## PROBLEM REQUIREMENTS
Reproduce the full listing below unchanged, apart from the pictures.

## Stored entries
■ ■ ■ ■
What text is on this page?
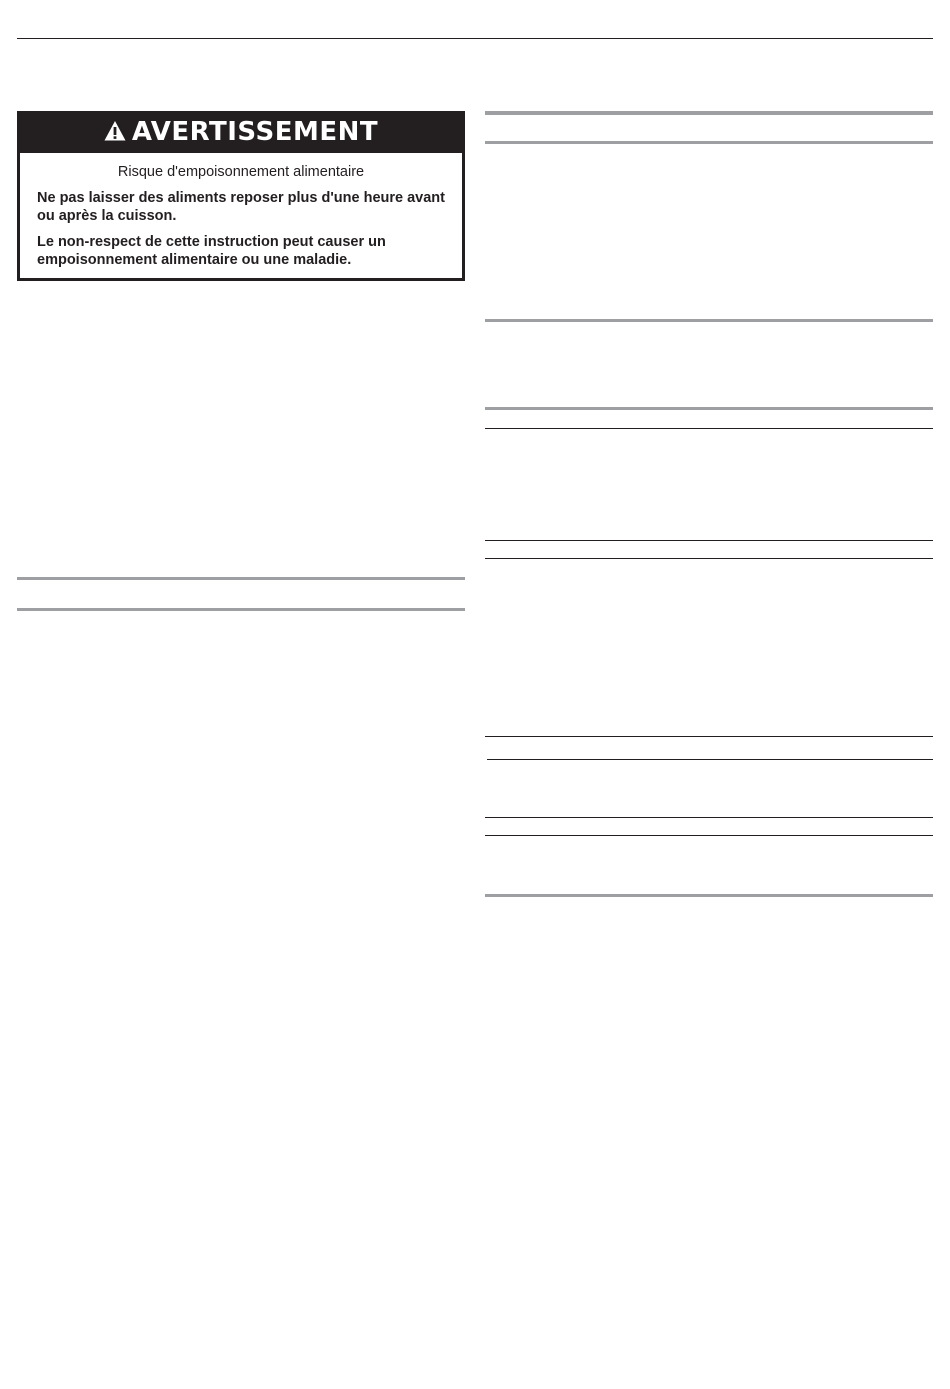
AVERTISSEMENT
Risque d'empoisonnement alimentaire
Ne pas laisser des aliments reposer plus d'une heure avant ou après la cuisson.
Le non-respect de cette instruction peut causer un empoisonnement alimentaire ou une maladie.
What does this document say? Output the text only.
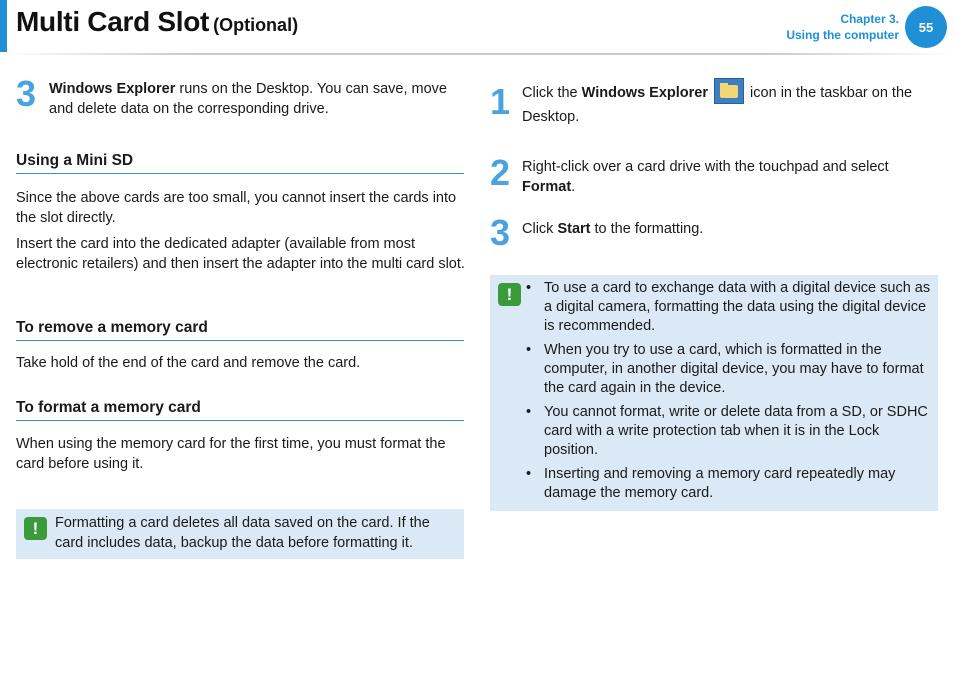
Multi Card Slot (Optional)	Chapter 3.
Using the computer
55
3 Windows Explorer runs on the Desktop. You can save, move and delete data on the corresponding drive.
Using a Mini SD
Since the above cards are too small, you cannot insert the cards into the slot directly.
Insert the card into the dedicated adapter (available from most electronic retailers) and then insert the adapter into the multi card slot.
To remove a memory card
Take hold of the end of the card and remove the card.
To format a memory card
When using the memory card for the first time, you must format the card before using it.
!	Formatting a card deletes all data saved on the card. If the card includes data, backup the data before formatting it.
1 Click the Windows Explorer	icon in the taskbar on the Desktop.
2 Right-click over a card drive with the touchpad and select Format.
3 Click Start to the formatting.
!
•	To use a card to exchange data with a digital device such as a digital camera, formatting the data using the digital device is recommended.
• When you try to use a card, which is formatted in the computer, in another digital device, you may have to format the card again in the device.
• You cannot format, write or delete data from a SD, or SDHC card with a write protection tab when it is in the Lock position.
• Inserting and removing a memory card repeatedly may damage the memory card.
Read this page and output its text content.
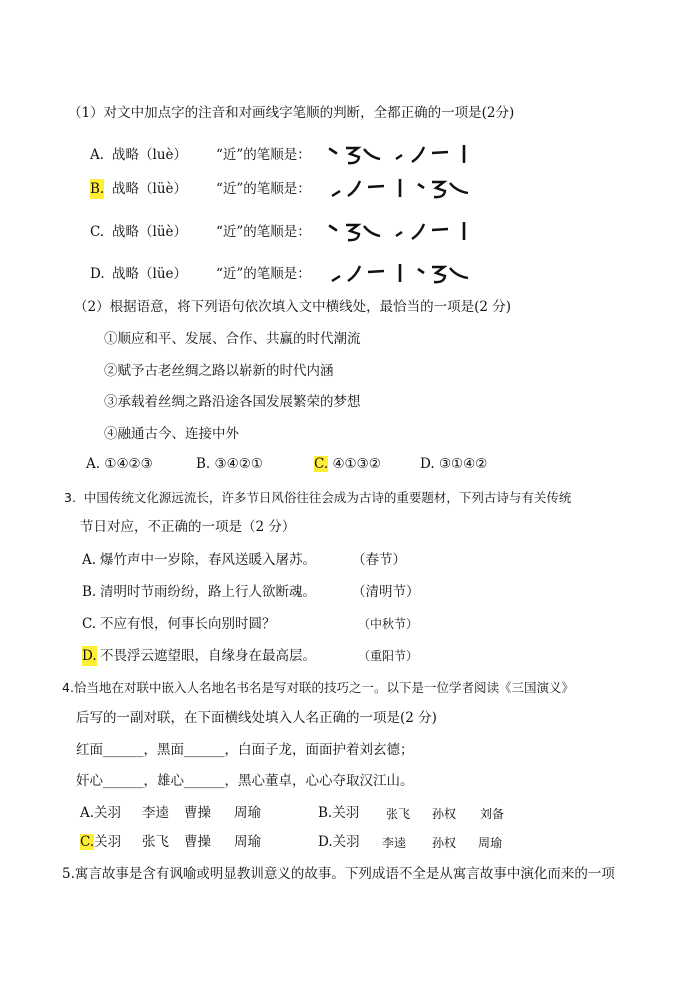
（1）对文中加点字的注音和对画线字笔顺的判断，全都正确的一项是(2分)
A. 战略（luè） “近”的笔顺是：
B. 战略（lüè） “近”的笔顺是：
C. 战略（lüè） “近”的笔顺是：
D. 战略（lüe） “近”的笔顺是：
（2）根据语意，将下列语句依次填入文中横线处，最恰当的一项是(2 分)
①顺应和平、发展、合作、共赢的时代潮流
②赋予古老丝绸之路以崭新的时代内涵
③承载着丝绸之路沿途各国发展繁荣的梦想
④融通古今、连接中外
A. ①④②③	B. ③④②①	C. ④①③②	D. ③①④②
3. 中国传统文化源远流长，许多节日风俗往往会成为古诗的重要题材，下列古诗与有关传统
节日对应，不正确的一项是（2 分）
A. 爆竹声中一岁除，春风送暖入屠苏。	（春节）
B. 清明时节雨纷纷，路上行人欲断魂。	（清明节）
C. 不应有恨，何事长向别时圆？	（中秋节）
D. 不畏浮云遮望眼，自缘身在最高层。	（重阳节）
4.恰当地在对联中嵌入人名地名书名是写对联的技巧之一。以下是一位学者阅读《三国演义》
后写的一副对联，在下面横线处填入人名正确的一项是(2 分)
红面______，黑面______，白面子龙，面面护着刘玄德；
奸心______，雄心______，黑心董卓，心心夺取汉江山。
A.关羽 李逵 曹操 周瑜	B.关羽 张飞 孙权 刘备
C.关羽 张飞 曹操 周瑜	D.关羽 李逵 孙权 周瑜
5.寓言故事是含有讽喻或明显教训意义的故事。下列成语不全是从寓言故事中演化而来的一项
■ ■ ■ ■
## CORRECT RESULT
What text is on this page?
AVERTISSEMENT
Risque d'empoisonnement alimentaire
Ne pas laisser des aliments reposer plus d'une heure avant ou après la cuisson.
Le non-respect de cette instruction peut causer un empoisonnement alimentaire ou une maladie.
What does this document say? Output the text only.
Multi Card Slot (Optional)	Chapter 3.
Using the computer
55
3 Windows Explorer runs on the Desktop. You can save, move and delete data on the corresponding drive.
Using a Mini SD
Since the above cards are too small, you cannot insert the cards into the slot directly.
Insert the card into the dedicated adapter (available from most electronic retailers) and then insert the adapter into the multi card slot.
To remove a memory card
Take hold of the end of the card and remove the card.
To format a memory card
When using the memory card for the first time, you must format the card before using it.
!	Formatting a card deletes all data saved on the card. If the card includes data, backup the data before formatting it.
1 Click the Windows Explorer	icon in the taskbar on the Desktop.
2 Right-click over a card drive with the touchpad and select Format.
3 Click Start to the formatting.
!
•	To use a card to exchange data with a digital device such as a digital camera, formatting the data using the digital device is recommended.
• When you try to use a card, which is formatted in the computer, in another digital device, you may have to format the card again in the device.
• You cannot format, write or delete data from a SD, or SDHC card with a write protection tab when it is in the Lock position.
• Inserting and removing a memory card repeatedly may damage the memory card.
Read this page and output its text content.
（1）对文中加点字的注音和对画线字笔顺的判断，全都正确的一项是(2分)
A. 战略（luè） “近”的笔顺是：
B. 战略（lüè） “近”的笔顺是：
C. 战略（lüè） “近”的笔顺是：
D. 战略（lüe） “近”的笔顺是：
（2）根据语意，将下列语句依次填入文中横线处，最恰当的一项是(2 分)
①顺应和平、发展、合作、共赢的时代潮流
②赋予古老丝绸之路以崭新的时代内涵
③承载着丝绸之路沿途各国发展繁荣的梦想
④融通古今、连接中外
A. ①④②③	B. ③④②①	C. ④①③②	D. ③①④②
3. 中国传统文化源远流长，许多节日风俗往往会成为古诗的重要题材，下列古诗与有关传统
节日对应，不正确的一项是（2 分）
A. 爆竹声中一岁除，春风送暖入屠苏。	（春节）
B. 清明时节雨纷纷，路上行人欲断魂。	（清明节）
C. 不应有恨，何事长向别时圆？	（中秋节）
D. 不畏浮云遮望眼，自缘身在最高层。	（重阳节）
4.恰当地在对联中嵌入人名地名书名是写对联的技巧之一。以下是一位学者阅读《三国演义》
后写的一副对联，在下面横线处填入人名正确的一项是(2 分)
红面______，黑面______，白面子龙，面面护着刘玄德；
奸心______，雄心______，黑心董卓，心心夺取汉江山。
A.关羽 李逵 曹操 周瑜	B.关羽 张飞 孙权 刘备
C.关羽 张飞 曹操 周瑜	D.关羽 李逵 孙权 周瑜
5.寓言故事是含有讽喻或明显教训意义的故事。下列成语不全是从寓言故事中演化而来的一项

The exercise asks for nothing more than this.